◆ Your objective ◆
Below is a listing; write it out exactly and drop any images from it.

(Stored data entries)
>> START

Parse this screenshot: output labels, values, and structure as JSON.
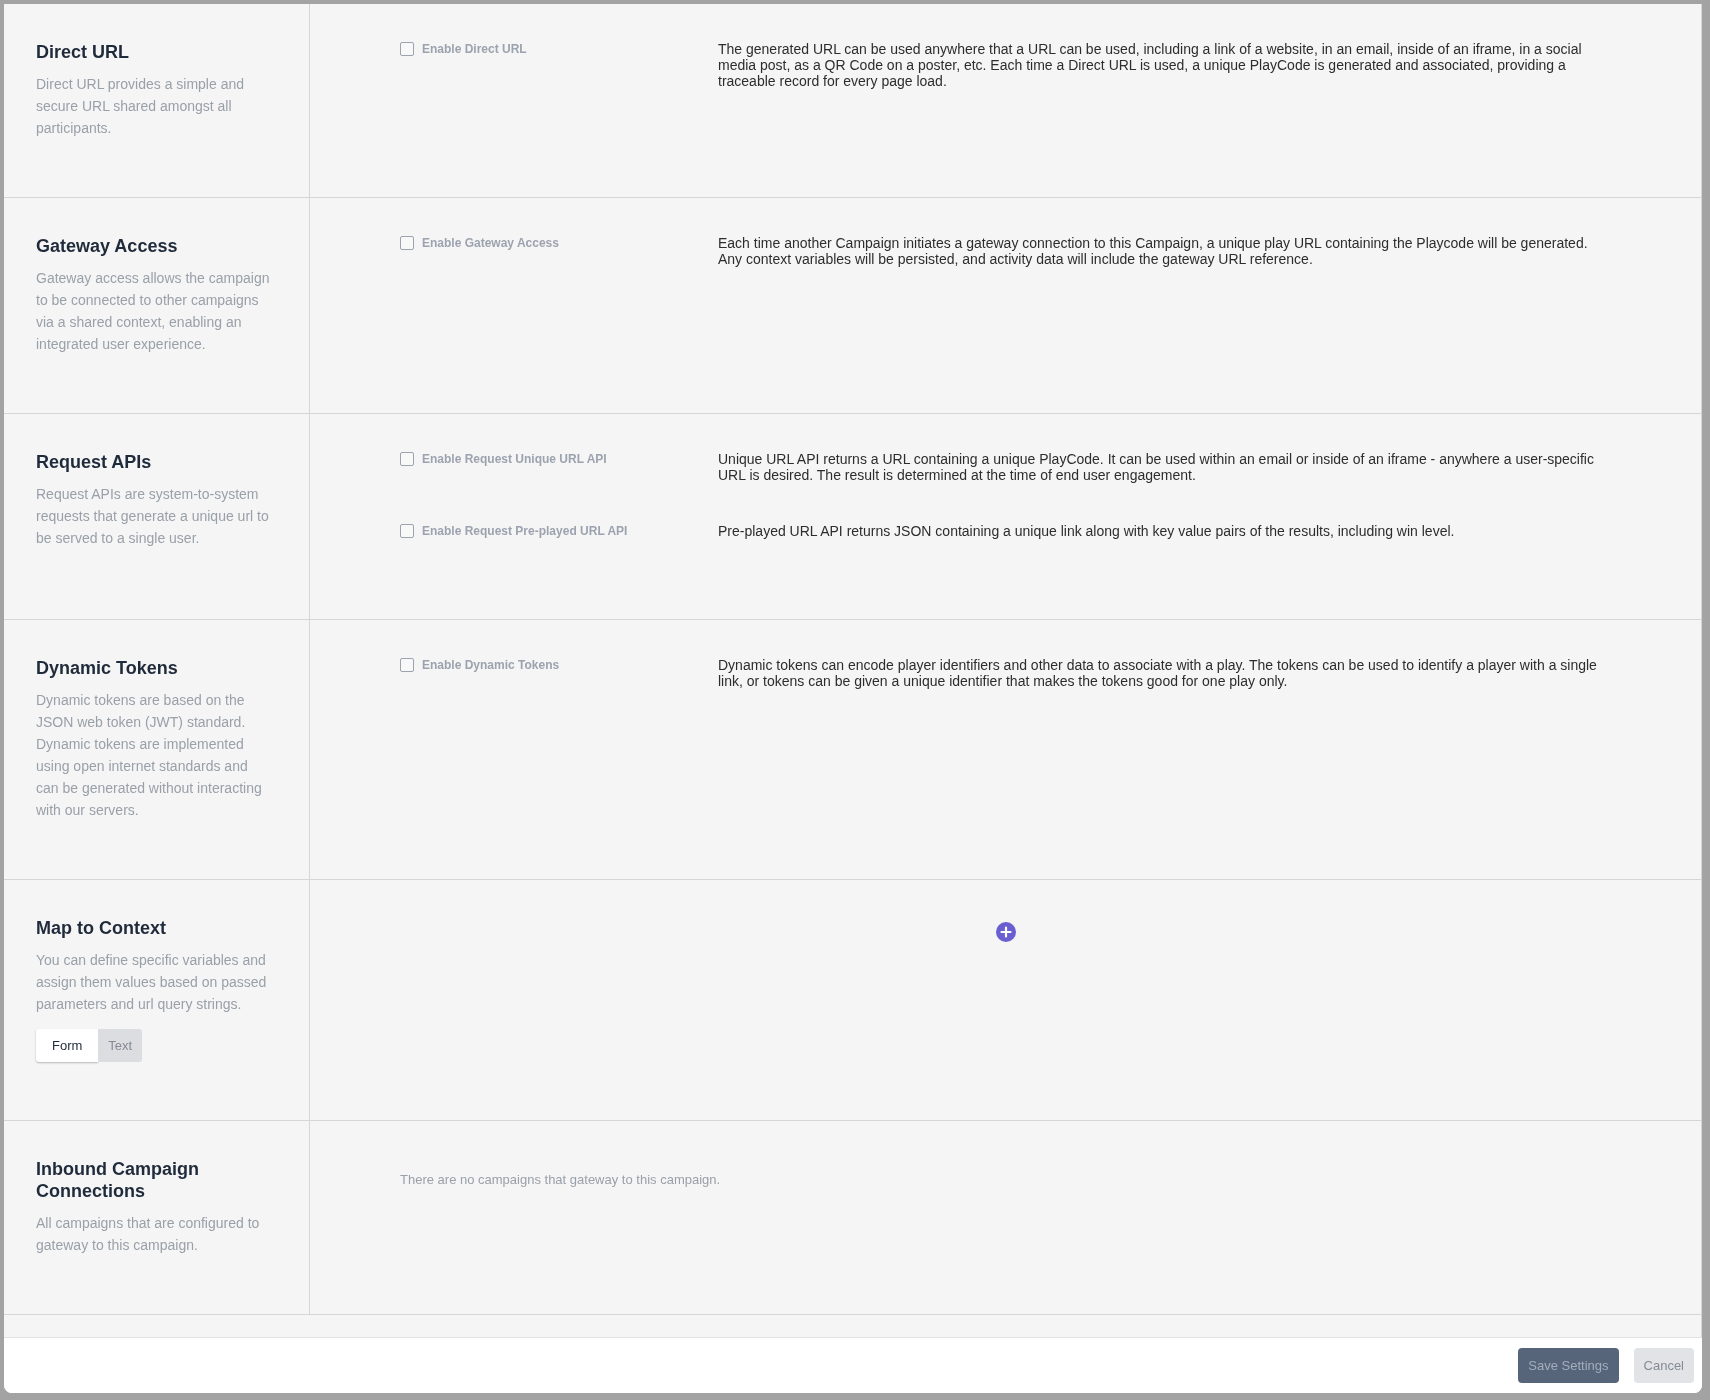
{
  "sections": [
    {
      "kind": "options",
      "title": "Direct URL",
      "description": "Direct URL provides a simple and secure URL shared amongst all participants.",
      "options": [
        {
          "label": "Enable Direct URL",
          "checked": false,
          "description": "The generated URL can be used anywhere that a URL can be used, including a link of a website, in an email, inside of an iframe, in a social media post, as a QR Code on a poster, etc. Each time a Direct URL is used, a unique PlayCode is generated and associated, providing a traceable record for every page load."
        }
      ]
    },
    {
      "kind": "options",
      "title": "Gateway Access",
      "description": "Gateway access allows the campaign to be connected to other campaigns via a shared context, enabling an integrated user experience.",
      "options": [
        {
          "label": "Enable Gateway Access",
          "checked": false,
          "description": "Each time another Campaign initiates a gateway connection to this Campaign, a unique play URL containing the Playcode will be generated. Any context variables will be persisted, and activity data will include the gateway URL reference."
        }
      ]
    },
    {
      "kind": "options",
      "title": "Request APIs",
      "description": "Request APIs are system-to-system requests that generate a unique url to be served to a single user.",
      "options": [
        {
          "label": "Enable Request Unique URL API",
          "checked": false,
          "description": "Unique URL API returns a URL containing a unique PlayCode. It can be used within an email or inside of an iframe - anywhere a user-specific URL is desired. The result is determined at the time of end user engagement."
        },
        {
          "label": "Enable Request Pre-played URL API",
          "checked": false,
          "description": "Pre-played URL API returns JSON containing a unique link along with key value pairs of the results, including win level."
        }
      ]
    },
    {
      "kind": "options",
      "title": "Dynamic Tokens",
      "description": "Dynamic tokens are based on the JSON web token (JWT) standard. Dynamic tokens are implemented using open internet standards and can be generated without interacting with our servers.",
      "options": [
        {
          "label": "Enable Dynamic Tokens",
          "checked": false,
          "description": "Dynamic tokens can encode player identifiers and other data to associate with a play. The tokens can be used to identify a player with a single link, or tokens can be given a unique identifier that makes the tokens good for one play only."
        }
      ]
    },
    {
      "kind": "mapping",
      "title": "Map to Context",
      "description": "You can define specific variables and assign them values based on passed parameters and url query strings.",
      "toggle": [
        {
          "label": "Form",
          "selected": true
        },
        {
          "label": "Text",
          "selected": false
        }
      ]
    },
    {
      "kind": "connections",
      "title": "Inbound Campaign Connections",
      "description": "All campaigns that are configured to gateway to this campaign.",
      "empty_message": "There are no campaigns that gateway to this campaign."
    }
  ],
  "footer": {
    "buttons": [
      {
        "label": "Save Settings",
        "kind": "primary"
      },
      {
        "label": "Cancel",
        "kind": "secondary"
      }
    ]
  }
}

>> END

◆ Final result ◆
Parse this screenshot: output labels, values, and structure as JSON.
{
  "sections": [
    {
      "kind": "options",
      "title": "Direct URL",
      "description": "Direct URL provides a simple and secure URL shared amongst all participants.",
      "options": [
        {
          "label": "Enable Direct URL",
          "checked": false,
          "description": "The generated URL can be used anywhere that a URL can be used, including a link of a website, in an email, inside of an iframe, in a social media post, as a QR Code on a poster, etc. Each time a Direct URL is used, a unique PlayCode is generated and associated, providing a traceable record for every page load."
        }
      ]
    },
    {
      "kind": "options",
      "title": "Gateway Access",
      "description": "Gateway access allows the campaign to be connected to other campaigns via a shared context, enabling an integrated user experience.",
      "options": [
        {
          "label": "Enable Gateway Access",
          "checked": false,
          "description": "Each time another Campaign initiates a gateway connection to this Campaign, a unique play URL containing the Playcode will be generated. Any context variables will be persisted, and activity data will include the gateway URL reference."
        }
      ]
    },
    {
      "kind": "options",
      "title": "Request APIs",
      "description": "Request APIs are system-to-system requests that generate a unique url to be served to a single user.",
      "options": [
        {
          "label": "Enable Request Unique URL API",
          "checked": false,
          "description": "Unique URL API returns a URL containing a unique PlayCode. It can be used within an email or inside of an iframe - anywhere a user-specific URL is desired. The result is determined at the time of end user engagement."
        },
        {
          "label": "Enable Request Pre-played URL API",
          "checked": false,
          "description": "Pre-played URL API returns JSON containing a unique link along with key value pairs of the results, including win level."
        }
      ]
    },
    {
      "kind": "options",
      "title": "Dynamic Tokens",
      "description": "Dynamic tokens are based on the JSON web token (JWT) standard. Dynamic tokens are implemented using open internet standards and can be generated without interacting with our servers.",
      "options": [
        {
          "label": "Enable Dynamic Tokens",
          "checked": false,
          "description": "Dynamic tokens can encode player identifiers and other data to associate with a play. The tokens can be used to identify a player with a single link, or tokens can be given a unique identifier that makes the tokens good for one play only."
        }
      ]
    },
    {
      "kind": "mapping",
      "title": "Map to Context",
      "description": "You can define specific variables and assign them values based on passed parameters and url query strings.",
      "toggle": [
        {
          "label": "Form",
          "selected": true
        },
        {
          "label": "Text",
          "selected": false
        }
      ]
    },
    {
      "kind": "connections",
      "title": "Inbound Campaign Connections",
      "description": "All campaigns that are configured to gateway to this campaign.",
      "empty_message": "There are no campaigns that gateway to this campaign."
    }
  ],
  "footer": {
    "buttons": [
      {
        "label": "Save Settings",
        "kind": "primary"
      },
      {
        "label": "Cancel",
        "kind": "secondary"
      }
    ]
  }
}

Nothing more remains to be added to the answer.